--- start Source material ---

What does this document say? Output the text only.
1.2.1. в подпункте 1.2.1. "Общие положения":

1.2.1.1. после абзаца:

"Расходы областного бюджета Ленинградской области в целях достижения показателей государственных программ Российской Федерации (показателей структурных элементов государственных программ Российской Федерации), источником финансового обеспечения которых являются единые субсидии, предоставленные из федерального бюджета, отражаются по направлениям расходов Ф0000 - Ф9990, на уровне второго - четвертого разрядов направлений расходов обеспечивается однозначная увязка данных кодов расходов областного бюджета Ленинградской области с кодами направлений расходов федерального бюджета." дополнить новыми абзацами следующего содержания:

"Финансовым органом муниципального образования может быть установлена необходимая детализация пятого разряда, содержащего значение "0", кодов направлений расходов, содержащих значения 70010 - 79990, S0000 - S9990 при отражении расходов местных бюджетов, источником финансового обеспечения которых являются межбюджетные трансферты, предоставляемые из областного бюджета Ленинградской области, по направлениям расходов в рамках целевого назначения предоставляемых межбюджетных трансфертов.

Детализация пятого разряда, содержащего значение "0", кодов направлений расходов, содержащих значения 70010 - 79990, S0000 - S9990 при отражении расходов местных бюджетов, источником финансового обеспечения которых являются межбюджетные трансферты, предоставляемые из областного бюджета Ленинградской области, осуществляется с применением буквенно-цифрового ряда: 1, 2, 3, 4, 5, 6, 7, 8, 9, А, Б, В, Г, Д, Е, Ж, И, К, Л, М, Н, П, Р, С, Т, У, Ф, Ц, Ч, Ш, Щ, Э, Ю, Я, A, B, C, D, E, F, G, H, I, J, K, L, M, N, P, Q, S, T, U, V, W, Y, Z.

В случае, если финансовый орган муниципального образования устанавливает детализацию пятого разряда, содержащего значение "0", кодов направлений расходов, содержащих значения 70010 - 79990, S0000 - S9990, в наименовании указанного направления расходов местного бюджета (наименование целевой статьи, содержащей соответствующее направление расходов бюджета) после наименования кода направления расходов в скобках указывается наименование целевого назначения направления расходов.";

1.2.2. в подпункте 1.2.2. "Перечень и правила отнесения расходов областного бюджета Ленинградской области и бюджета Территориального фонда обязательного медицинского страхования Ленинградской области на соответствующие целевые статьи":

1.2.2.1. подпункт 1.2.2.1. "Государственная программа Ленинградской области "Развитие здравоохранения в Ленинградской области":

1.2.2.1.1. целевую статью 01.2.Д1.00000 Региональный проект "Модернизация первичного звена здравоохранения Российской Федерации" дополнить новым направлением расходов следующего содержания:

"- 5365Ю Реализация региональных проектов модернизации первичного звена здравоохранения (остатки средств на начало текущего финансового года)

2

--- end Source material ---

Directions for this task
Copy each line holding the word "первичного" from the listing above.

Solved exercise
1.2.2.1.1. целевую статью 01.2.Д1.00000 Региональный проект "Модернизация первичного звена здравоохранения Российской Федерации" дополнить новым направлением расходов следующего содержания:
"- 5365Ю Реализация региональных проектов модернизации первичного звена здравоохранения (остатки средств на начало текущего финансового года)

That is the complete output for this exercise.